Task data ▸
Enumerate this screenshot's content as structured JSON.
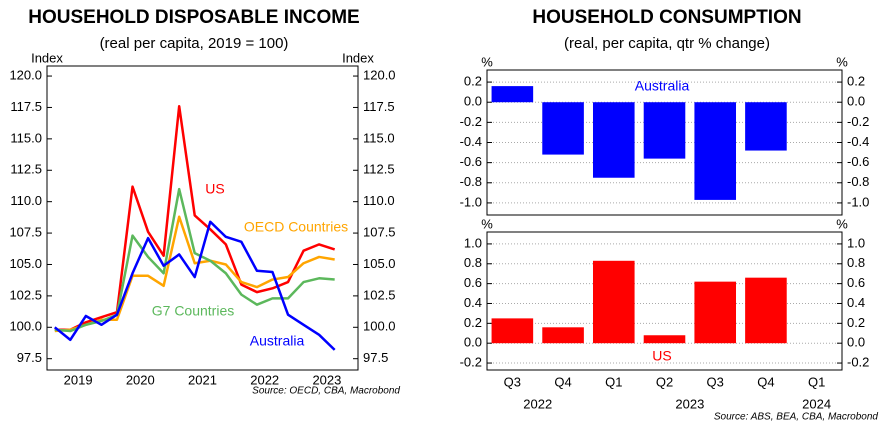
{
  "chart_data": [
    {
      "type": "line",
      "title": "HOUSEHOLD DISPOSABLE INCOME",
      "subtitle": "(real per capita, 2019 = 100)",
      "y_label": "Index",
      "y2_label": "Index",
      "source": "Source: OECD, CBA, Macrobond",
      "grid": false,
      "x": [
        2019.125,
        2019.375,
        2019.625,
        2019.875,
        2020.125,
        2020.375,
        2020.625,
        2020.875,
        2021.125,
        2021.375,
        2021.625,
        2021.875,
        2022.125,
        2022.375,
        2022.625,
        2022.875,
        2023.125,
        2023.375,
        2023.625
      ],
      "xlim": [
        2019,
        2024
      ],
      "xticks": [
        {
          "value": 2019.5,
          "label": "2019"
        },
        {
          "value": 2020.5,
          "label": "2020"
        },
        {
          "value": 2021.5,
          "label": "2021"
        },
        {
          "value": 2022.5,
          "label": "2022"
        },
        {
          "value": 2023.5,
          "label": "2023"
        }
      ],
      "ylim": [
        96.6,
        120.8
      ],
      "yticks": [
        97.5,
        {
          "value": 100,
          "label": "100.0"
        },
        102.5,
        {
          "value": 105,
          "label": "105.0"
        },
        107.5,
        {
          "value": 110,
          "label": "110.0"
        },
        112.5,
        {
          "value": 115,
          "label": "115.0"
        },
        117.5,
        {
          "value": 120,
          "label": "120.0"
        }
      ],
      "y2lim": [
        96.6,
        120.8
      ],
      "y2ticks": [
        97.5,
        {
          "value": 100,
          "label": "100.0"
        },
        102.5,
        {
          "value": 105,
          "label": "105.0"
        },
        107.5,
        {
          "value": 110,
          "label": "110.0"
        },
        112.5,
        {
          "value": 115,
          "label": "115.0"
        },
        117.5,
        {
          "value": 120,
          "label": "120.0"
        }
      ],
      "series": [
        {
          "name": "US",
          "color": "#ff0000",
          "values": [
            99.8,
            99.8,
            100.4,
            100.8,
            101.2,
            111.2,
            107.6,
            105.7,
            117.6,
            108.9,
            107.8,
            106.6,
            103.4,
            102.8,
            103.1,
            103.6,
            106.1,
            106.6,
            106.2
          ]
        },
        {
          "name": "OECD Countries",
          "color": "#ffa500",
          "values": [
            99.7,
            99.8,
            100.2,
            100.6,
            100.6,
            104.1,
            104.1,
            103.3,
            108.8,
            105.1,
            105.3,
            105.0,
            103.6,
            103.2,
            103.8,
            104.0,
            105.1,
            105.6,
            105.4
          ]
        },
        {
          "name": "G7 Countries",
          "color": "#5cb85c",
          "values": [
            99.8,
            99.7,
            100.2,
            100.5,
            101.0,
            107.3,
            105.6,
            104.3,
            111.0,
            105.9,
            105.3,
            104.3,
            102.6,
            101.8,
            102.3,
            102.3,
            103.6,
            103.9,
            103.8
          ]
        },
        {
          "name": "Australia",
          "color": "#0000ff",
          "values": [
            100.0,
            99.0,
            100.9,
            100.2,
            101.0,
            104.3,
            107.1,
            104.9,
            105.8,
            104.0,
            108.4,
            107.2,
            106.8,
            104.5,
            104.4,
            101.0,
            100.2,
            99.4,
            98.2
          ]
        }
      ]
    },
    {
      "type": "bar",
      "title": "HOUSEHOLD CONSUMPTION",
      "subtitle": "(real, per capita, qtr % change)",
      "y_label": "%",
      "y2_label": "%",
      "grid": true,
      "ylim": [
        -1.12,
        0.32
      ],
      "yticks": [
        0.2,
        {
          "value": 0,
          "label": "0.0"
        },
        -0.2,
        -0.4,
        -0.6,
        -0.8,
        {
          "value": -1,
          "label": "-1.0"
        }
      ],
      "y2lim": [
        -1.12,
        0.32
      ],
      "y2ticks": [
        0.2,
        {
          "value": 0,
          "label": "0.0"
        },
        -0.2,
        -0.4,
        -0.6,
        -0.8,
        {
          "value": -1,
          "label": "-1.0"
        }
      ],
      "series": [
        {
          "name": "Australia",
          "color": "#0000ff",
          "values": [
            0.16,
            -0.52,
            -0.75,
            -0.56,
            -0.97,
            -0.48,
            null
          ]
        }
      ]
    },
    {
      "type": "bar",
      "y_label": "%",
      "y2_label": "%",
      "grid": true,
      "source": "Source: ABS, BEA, CBA, Macrobond",
      "categories": [
        "Q3",
        "Q4",
        "Q1",
        "Q2",
        "Q3",
        "Q4",
        "Q1"
      ],
      "year_labels": [
        "2022",
        "2023",
        "2024"
      ],
      "ylim": [
        -0.27,
        1.12
      ],
      "yticks": [
        {
          "value": 1,
          "label": "1.0"
        },
        0.8,
        0.6,
        0.4,
        0.2,
        {
          "value": 0,
          "label": "0.0"
        },
        -0.2
      ],
      "y2lim": [
        -0.27,
        1.12
      ],
      "y2ticks": [
        {
          "value": 1,
          "label": "1.0"
        },
        0.8,
        0.6,
        0.4,
        0.2,
        {
          "value": 0,
          "label": "0.0"
        },
        -0.2
      ],
      "series": [
        {
          "name": "US",
          "color": "#ff0000",
          "values": [
            0.25,
            0.16,
            0.83,
            0.08,
            0.62,
            0.66,
            null
          ]
        }
      ]
    }
  ]
}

Instructions for the task ▸ Copy out each line of the listing that holds "source".

Solution to this exercise ▸
      "source": "Source: OECD, CBA, Macrobond",
      "source": "Source: ABS, BEA, CBA, Macrobond",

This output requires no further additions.